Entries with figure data
↓
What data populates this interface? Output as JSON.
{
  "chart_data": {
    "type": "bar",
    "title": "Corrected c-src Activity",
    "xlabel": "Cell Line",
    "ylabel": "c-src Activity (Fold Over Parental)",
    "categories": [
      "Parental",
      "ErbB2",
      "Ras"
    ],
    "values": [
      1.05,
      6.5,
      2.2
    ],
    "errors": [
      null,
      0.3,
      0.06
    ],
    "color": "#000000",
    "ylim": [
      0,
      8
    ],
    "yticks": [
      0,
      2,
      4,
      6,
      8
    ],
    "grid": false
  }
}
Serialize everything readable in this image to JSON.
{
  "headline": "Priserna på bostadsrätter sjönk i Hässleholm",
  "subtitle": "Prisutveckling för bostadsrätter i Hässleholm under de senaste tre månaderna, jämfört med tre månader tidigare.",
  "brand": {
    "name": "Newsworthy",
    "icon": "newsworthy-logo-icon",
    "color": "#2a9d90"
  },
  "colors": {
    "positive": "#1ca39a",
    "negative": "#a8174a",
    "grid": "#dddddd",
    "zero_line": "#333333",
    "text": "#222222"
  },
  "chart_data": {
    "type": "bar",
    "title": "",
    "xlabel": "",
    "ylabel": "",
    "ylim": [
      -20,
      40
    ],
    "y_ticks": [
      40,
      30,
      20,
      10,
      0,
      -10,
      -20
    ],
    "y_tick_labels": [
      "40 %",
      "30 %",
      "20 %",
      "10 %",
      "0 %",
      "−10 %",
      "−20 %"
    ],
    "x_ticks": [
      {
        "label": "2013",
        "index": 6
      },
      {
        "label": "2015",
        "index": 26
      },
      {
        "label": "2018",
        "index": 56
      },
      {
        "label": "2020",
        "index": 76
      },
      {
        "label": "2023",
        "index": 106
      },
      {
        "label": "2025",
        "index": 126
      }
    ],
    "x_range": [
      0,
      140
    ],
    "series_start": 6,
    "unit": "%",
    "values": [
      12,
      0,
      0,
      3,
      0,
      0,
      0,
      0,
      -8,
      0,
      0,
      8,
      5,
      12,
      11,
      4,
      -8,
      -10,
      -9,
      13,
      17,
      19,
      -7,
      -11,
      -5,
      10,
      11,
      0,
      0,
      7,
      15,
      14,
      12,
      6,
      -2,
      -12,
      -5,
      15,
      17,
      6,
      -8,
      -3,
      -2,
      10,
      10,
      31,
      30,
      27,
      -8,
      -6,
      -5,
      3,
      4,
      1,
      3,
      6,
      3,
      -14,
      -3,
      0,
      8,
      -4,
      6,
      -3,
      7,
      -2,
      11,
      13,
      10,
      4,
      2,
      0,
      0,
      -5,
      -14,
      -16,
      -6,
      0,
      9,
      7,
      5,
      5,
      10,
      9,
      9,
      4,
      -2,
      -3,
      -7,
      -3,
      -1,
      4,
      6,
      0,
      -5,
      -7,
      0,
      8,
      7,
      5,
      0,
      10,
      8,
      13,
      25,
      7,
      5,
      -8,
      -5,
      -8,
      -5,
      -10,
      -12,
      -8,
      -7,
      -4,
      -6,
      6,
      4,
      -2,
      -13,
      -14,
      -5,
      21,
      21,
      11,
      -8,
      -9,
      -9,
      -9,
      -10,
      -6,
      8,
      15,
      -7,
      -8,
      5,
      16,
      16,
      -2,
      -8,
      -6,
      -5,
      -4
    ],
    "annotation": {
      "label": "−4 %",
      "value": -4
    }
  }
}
↑
● Brief: Using the material above, copy every line in which the string "JSON" occurs.

● Completed exercise:
What data populates this interface? Output as JSON.
Serialize everything readable in this image to JSON.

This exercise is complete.